Requirements | Copy out the data below verbatim.

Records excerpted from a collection
========================================

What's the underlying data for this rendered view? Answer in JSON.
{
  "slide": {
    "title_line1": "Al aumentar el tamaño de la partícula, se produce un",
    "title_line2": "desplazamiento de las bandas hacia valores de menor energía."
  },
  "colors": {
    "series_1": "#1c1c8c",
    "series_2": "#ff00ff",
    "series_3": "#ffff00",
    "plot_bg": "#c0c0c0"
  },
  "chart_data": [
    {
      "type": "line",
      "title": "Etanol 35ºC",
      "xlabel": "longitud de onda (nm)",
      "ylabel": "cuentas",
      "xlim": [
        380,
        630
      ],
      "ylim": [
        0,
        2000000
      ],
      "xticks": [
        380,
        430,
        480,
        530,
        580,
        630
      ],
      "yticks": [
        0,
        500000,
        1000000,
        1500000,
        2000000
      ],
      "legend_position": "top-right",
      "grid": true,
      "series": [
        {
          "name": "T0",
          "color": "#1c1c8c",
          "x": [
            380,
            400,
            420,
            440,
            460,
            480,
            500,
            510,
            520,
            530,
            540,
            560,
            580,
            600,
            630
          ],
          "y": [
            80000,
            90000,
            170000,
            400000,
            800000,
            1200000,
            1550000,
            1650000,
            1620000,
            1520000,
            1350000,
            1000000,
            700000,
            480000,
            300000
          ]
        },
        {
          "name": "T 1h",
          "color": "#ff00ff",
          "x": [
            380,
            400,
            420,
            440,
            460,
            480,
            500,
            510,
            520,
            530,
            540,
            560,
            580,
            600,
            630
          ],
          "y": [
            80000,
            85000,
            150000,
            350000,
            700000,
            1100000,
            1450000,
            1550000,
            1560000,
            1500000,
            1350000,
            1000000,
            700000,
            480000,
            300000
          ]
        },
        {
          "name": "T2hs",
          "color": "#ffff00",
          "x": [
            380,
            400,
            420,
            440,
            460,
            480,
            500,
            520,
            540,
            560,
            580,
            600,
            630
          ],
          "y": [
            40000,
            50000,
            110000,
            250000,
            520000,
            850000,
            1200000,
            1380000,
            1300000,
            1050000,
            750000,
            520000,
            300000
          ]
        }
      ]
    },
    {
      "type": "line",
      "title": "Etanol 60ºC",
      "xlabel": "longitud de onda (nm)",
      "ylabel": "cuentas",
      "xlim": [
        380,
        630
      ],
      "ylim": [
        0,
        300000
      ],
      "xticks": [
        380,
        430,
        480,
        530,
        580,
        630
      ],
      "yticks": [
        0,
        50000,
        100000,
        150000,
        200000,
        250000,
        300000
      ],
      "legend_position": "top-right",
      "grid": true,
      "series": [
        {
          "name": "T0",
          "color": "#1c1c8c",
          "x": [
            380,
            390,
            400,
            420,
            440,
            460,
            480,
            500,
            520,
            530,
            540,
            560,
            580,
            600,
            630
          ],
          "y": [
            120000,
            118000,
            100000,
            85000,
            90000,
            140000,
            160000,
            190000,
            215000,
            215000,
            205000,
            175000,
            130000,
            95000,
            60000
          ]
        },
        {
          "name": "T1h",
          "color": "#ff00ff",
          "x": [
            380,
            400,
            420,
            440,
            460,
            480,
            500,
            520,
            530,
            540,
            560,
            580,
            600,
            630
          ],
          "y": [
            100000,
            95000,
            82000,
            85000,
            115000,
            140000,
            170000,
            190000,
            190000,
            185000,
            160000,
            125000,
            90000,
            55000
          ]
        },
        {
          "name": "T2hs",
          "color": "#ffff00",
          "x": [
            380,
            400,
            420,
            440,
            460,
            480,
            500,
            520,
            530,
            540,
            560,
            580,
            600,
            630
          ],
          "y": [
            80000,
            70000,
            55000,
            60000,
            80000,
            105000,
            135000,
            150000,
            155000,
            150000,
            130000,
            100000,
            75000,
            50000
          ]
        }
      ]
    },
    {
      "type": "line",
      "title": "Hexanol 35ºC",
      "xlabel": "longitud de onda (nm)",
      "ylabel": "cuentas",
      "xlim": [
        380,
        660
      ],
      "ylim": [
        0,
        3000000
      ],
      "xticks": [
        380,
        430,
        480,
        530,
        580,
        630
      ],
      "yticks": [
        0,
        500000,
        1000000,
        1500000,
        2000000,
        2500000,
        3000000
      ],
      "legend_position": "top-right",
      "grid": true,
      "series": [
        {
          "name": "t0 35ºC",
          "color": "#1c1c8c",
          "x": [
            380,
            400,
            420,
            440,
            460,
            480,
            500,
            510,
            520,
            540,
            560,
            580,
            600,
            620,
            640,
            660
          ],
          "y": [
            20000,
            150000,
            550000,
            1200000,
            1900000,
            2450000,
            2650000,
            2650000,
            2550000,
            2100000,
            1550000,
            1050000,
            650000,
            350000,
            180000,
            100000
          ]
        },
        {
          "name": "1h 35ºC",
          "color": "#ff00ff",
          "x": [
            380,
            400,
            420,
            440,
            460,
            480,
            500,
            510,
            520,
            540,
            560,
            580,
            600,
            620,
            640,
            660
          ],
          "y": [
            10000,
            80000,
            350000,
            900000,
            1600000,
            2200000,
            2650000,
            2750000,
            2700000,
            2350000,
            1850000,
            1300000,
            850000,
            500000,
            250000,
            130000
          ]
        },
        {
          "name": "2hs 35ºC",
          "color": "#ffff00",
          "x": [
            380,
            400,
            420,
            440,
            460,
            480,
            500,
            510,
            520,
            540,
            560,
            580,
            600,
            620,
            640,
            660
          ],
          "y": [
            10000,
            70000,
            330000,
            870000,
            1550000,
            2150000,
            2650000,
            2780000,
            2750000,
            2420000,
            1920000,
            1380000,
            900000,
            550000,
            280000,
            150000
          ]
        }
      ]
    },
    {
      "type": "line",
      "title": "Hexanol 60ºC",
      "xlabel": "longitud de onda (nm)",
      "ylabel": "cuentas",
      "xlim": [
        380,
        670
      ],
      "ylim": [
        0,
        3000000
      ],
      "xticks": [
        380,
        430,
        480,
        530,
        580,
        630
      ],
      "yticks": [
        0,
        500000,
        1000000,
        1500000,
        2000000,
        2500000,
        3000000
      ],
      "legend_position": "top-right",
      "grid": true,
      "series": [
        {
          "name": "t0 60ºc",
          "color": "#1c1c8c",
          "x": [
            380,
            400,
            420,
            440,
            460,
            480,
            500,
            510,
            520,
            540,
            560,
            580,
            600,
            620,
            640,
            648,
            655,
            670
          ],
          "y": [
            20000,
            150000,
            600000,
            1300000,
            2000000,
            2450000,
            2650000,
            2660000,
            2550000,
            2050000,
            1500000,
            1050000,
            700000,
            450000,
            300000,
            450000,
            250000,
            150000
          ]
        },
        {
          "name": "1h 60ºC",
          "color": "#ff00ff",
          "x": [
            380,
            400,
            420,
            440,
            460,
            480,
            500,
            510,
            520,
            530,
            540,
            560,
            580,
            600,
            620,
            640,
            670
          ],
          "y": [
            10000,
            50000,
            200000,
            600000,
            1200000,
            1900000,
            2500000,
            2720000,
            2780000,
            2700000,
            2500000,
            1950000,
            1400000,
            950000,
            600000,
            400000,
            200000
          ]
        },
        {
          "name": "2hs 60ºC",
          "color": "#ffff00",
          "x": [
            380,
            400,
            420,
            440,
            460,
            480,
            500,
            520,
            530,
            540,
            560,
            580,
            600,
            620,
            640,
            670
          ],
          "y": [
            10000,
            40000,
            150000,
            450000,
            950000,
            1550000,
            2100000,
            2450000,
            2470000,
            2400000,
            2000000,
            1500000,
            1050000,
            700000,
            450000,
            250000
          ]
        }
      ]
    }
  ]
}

========================================

Answer to this task |
What's the underlying data for this rendered view? Answer in JSON.
{
  "slide": {
    "title_line1": "Al aumentar el tamaño de la partícula, se produce un",
    "title_line2": "desplazamiento de las bandas hacia valores de menor energía."
  },
  "colors": {
    "series_1": "#1c1c8c",
    "series_2": "#ff00ff",
    "series_3": "#ffff00",
    "plot_bg": "#c0c0c0"
  },
  "chart_data": [
    {
      "type": "line",
      "title": "Etanol 35ºC",
      "xlabel": "longitud de onda (nm)",
      "ylabel": "cuentas",
      "xlim": [
        380,
        630
      ],
      "ylim": [
        0,
        2000000
      ],
      "xticks": [
        380,
        430,
        480,
        530,
        580,
        630
      ],
      "yticks": [
        0,
        500000,
        1000000,
        1500000,
        2000000
      ],
      "legend_position": "top-right",
      "grid": true,
      "series": [
        {
          "name": "T0",
          "color": "#1c1c8c",
          "x": [
            380,
            400,
            420,
            440,
            460,
            480,
            500,
            510,
            520,
            530,
            540,
            560,
            580,
            600,
            630
          ],
          "y": [
            80000,
            90000,
            170000,
            400000,
            800000,
            1200000,
            1550000,
            1650000,
            1620000,
            1520000,
            1350000,
            1000000,
            700000,
            480000,
            300000
          ]
        },
        {
          "name": "T 1h",
          "color": "#ff00ff",
          "x": [
            380,
            400,
            420,
            440,
            460,
            480,
            500,
            510,
            520,
            530,
            540,
            560,
            580,
            600,
            630
          ],
          "y": [
            80000,
            85000,
            150000,
            350000,
            700000,
            1100000,
            1450000,
            1550000,
            1560000,
            1500000,
            1350000,
            1000000,
            700000,
            480000,
            300000
          ]
        },
        {
          "name": "T2hs",
          "color": "#ffff00",
          "x": [
            380,
            400,
            420,
            440,
            460,
            480,
            500,
            520,
            540,
            560,
            580,
            600,
            630
          ],
          "y": [
            40000,
            50000,
            110000,
            250000,
            520000,
            850000,
            1200000,
            1380000,
            1300000,
            1050000,
            750000,
            520000,
            300000
          ]
        }
      ]
    },
    {
      "type": "line",
      "title": "Etanol 60ºC",
      "xlabel": "longitud de onda (nm)",
      "ylabel": "cuentas",
      "xlim": [
        380,
        630
      ],
      "ylim": [
        0,
        300000
      ],
      "xticks": [
        380,
        430,
        480,
        530,
        580,
        630
      ],
      "yticks": [
        0,
        50000,
        100000,
        150000,
        200000,
        250000,
        300000
      ],
      "legend_position": "top-right",
      "grid": true,
      "series": [
        {
          "name": "T0",
          "color": "#1c1c8c",
          "x": [
            380,
            390,
            400,
            420,
            440,
            460,
            480,
            500,
            520,
            530,
            540,
            560,
            580,
            600,
            630
          ],
          "y": [
            120000,
            118000,
            100000,
            85000,
            90000,
            140000,
            160000,
            190000,
            215000,
            215000,
            205000,
            175000,
            130000,
            95000,
            60000
          ]
        },
        {
          "name": "T1h",
          "color": "#ff00ff",
          "x": [
            380,
            400,
            420,
            440,
            460,
            480,
            500,
            520,
            530,
            540,
            560,
            580,
            600,
            630
          ],
          "y": [
            100000,
            95000,
            82000,
            85000,
            115000,
            140000,
            170000,
            190000,
            190000,
            185000,
            160000,
            125000,
            90000,
            55000
          ]
        },
        {
          "name": "T2hs",
          "color": "#ffff00",
          "x": [
            380,
            400,
            420,
            440,
            460,
            480,
            500,
            520,
            530,
            540,
            560,
            580,
            600,
            630
          ],
          "y": [
            80000,
            70000,
            55000,
            60000,
            80000,
            105000,
            135000,
            150000,
            155000,
            150000,
            130000,
            100000,
            75000,
            50000
          ]
        }
      ]
    },
    {
      "type": "line",
      "title": "Hexanol 35ºC",
      "xlabel": "longitud de onda (nm)",
      "ylabel": "cuentas",
      "xlim": [
        380,
        660
      ],
      "ylim": [
        0,
        3000000
      ],
      "xticks": [
        380,
        430,
        480,
        530,
        580,
        630
      ],
      "yticks": [
        0,
        500000,
        1000000,
        1500000,
        2000000,
        2500000,
        3000000
      ],
      "legend_position": "top-right",
      "grid": true,
      "series": [
        {
          "name": "t0 35ºC",
          "color": "#1c1c8c",
          "x": [
            380,
            400,
            420,
            440,
            460,
            480,
            500,
            510,
            520,
            540,
            560,
            580,
            600,
            620,
            640,
            660
          ],
          "y": [
            20000,
            150000,
            550000,
            1200000,
            1900000,
            2450000,
            2650000,
            2650000,
            2550000,
            2100000,
            1550000,
            1050000,
            650000,
            350000,
            180000,
            100000
          ]
        },
        {
          "name": "1h 35ºC",
          "color": "#ff00ff",
          "x": [
            380,
            400,
            420,
            440,
            460,
            480,
            500,
            510,
            520,
            540,
            560,
            580,
            600,
            620,
            640,
            660
          ],
          "y": [
            10000,
            80000,
            350000,
            900000,
            1600000,
            2200000,
            2650000,
            2750000,
            2700000,
            2350000,
            1850000,
            1300000,
            850000,
            500000,
            250000,
            130000
          ]
        },
        {
          "name": "2hs 35ºC",
          "color": "#ffff00",
          "x": [
            380,
            400,
            420,
            440,
            460,
            480,
            500,
            510,
            520,
            540,
            560,
            580,
            600,
            620,
            640,
            660
          ],
          "y": [
            10000,
            70000,
            330000,
            870000,
            1550000,
            2150000,
            2650000,
            2780000,
            2750000,
            2420000,
            1920000,
            1380000,
            900000,
            550000,
            280000,
            150000
          ]
        }
      ]
    },
    {
      "type": "line",
      "title": "Hexanol 60ºC",
      "xlabel": "longitud de onda (nm)",
      "ylabel": "cuentas",
      "xlim": [
        380,
        670
      ],
      "ylim": [
        0,
        3000000
      ],
      "xticks": [
        380,
        430,
        480,
        530,
        580,
        630
      ],
      "yticks": [
        0,
        500000,
        1000000,
        1500000,
        2000000,
        2500000,
        3000000
      ],
      "legend_position": "top-right",
      "grid": true,
      "series": [
        {
          "name": "t0 60ºc",
          "color": "#1c1c8c",
          "x": [
            380,
            400,
            420,
            440,
            460,
            480,
            500,
            510,
            520,
            540,
            560,
            580,
            600,
            620,
            640,
            648,
            655,
            670
          ],
          "y": [
            20000,
            150000,
            600000,
            1300000,
            2000000,
            2450000,
            2650000,
            2660000,
            2550000,
            2050000,
            1500000,
            1050000,
            700000,
            450000,
            300000,
            450000,
            250000,
            150000
          ]
        },
        {
          "name": "1h 60ºC",
          "color": "#ff00ff",
          "x": [
            380,
            400,
            420,
            440,
            460,
            480,
            500,
            510,
            520,
            530,
            540,
            560,
            580,
            600,
            620,
            640,
            670
          ],
          "y": [
            10000,
            50000,
            200000,
            600000,
            1200000,
            1900000,
            2500000,
            2720000,
            2780000,
            2700000,
            2500000,
            1950000,
            1400000,
            950000,
            600000,
            400000,
            200000
          ]
        },
        {
          "name": "2hs 60ºC",
          "color": "#ffff00",
          "x": [
            380,
            400,
            420,
            440,
            460,
            480,
            500,
            520,
            530,
            540,
            560,
            580,
            600,
            620,
            640,
            670
          ],
          "y": [
            10000,
            40000,
            150000,
            450000,
            950000,
            1550000,
            2100000,
            2450000,
            2470000,
            2400000,
            2000000,
            1500000,
            1050000,
            700000,
            450000,
            250000
          ]
        }
      ]
    }
  ]
}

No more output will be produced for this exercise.